Description of the task:
Find and copy every line in the records that includes the string "Saudi".

— START —

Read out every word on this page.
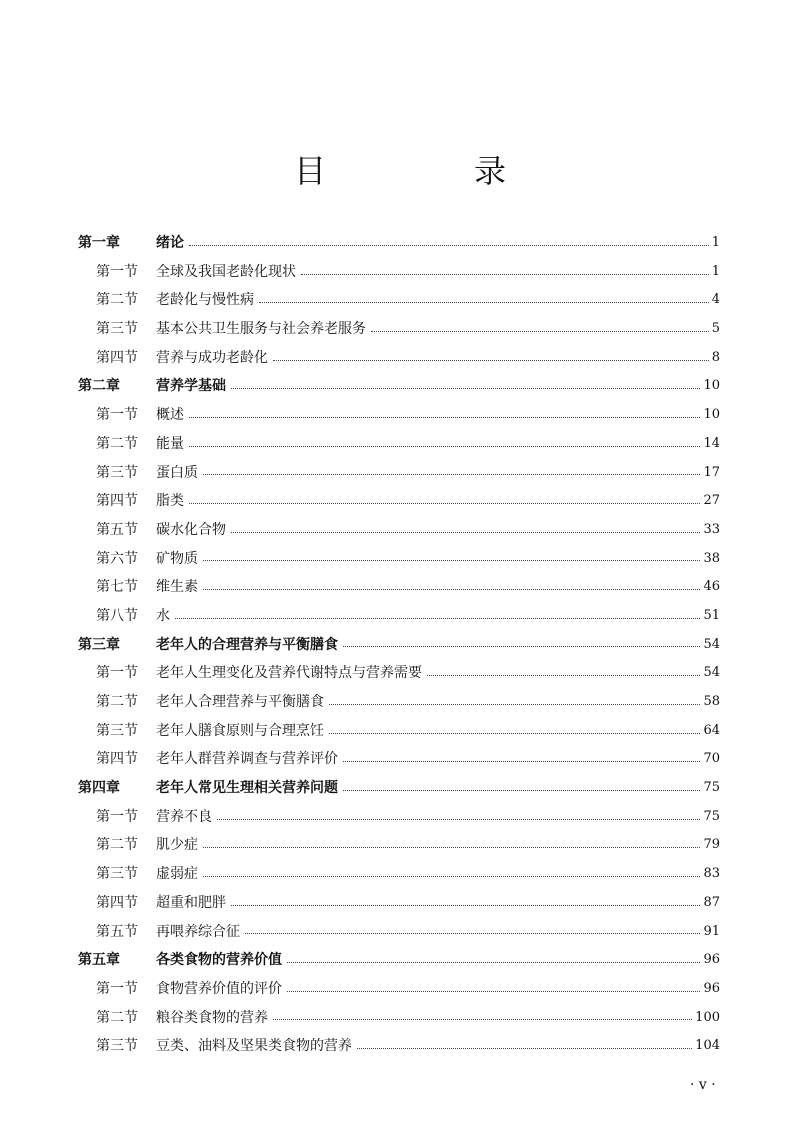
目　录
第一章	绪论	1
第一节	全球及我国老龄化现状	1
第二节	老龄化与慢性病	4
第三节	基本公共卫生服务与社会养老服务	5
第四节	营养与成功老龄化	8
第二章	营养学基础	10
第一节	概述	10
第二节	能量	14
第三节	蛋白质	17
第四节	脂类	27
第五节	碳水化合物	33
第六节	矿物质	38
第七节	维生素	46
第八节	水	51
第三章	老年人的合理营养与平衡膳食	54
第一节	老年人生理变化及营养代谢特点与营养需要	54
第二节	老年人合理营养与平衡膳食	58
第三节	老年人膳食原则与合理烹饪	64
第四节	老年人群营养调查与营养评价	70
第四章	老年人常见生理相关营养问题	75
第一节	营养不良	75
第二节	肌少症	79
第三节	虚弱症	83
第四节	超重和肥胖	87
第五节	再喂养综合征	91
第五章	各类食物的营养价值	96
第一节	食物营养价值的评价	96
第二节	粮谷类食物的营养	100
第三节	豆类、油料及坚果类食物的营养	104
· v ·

— END —
— START —

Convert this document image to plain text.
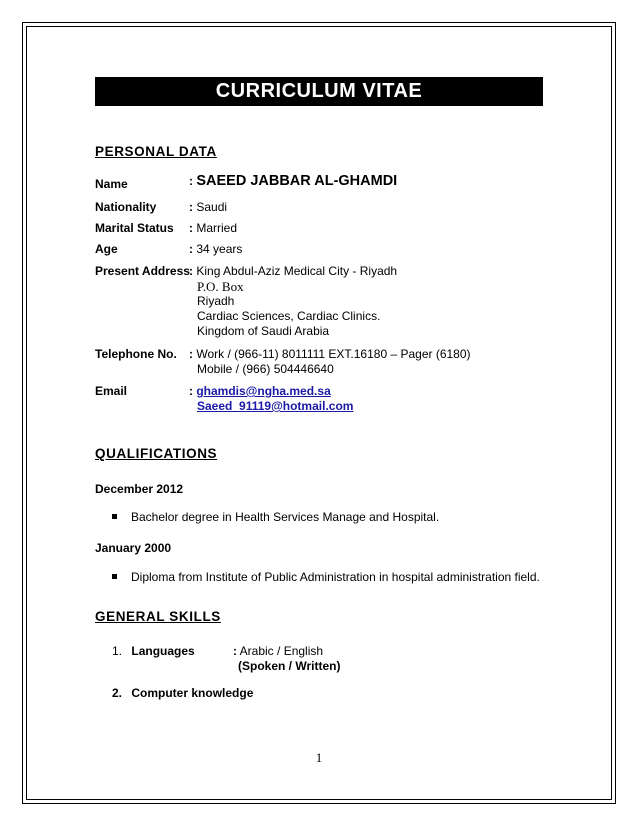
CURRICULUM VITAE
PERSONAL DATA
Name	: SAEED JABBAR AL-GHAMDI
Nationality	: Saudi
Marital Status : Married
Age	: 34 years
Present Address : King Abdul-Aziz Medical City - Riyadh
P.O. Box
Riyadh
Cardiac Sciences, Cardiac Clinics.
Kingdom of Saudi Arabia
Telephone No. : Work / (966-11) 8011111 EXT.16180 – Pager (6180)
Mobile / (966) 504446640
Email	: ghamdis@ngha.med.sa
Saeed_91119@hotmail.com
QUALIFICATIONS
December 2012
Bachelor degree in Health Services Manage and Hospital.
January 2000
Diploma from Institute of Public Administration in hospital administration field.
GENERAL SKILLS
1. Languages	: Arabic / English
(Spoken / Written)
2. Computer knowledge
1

— END —

Written response:
Nationality	: Saudi
Kingdom of Saudi Arabia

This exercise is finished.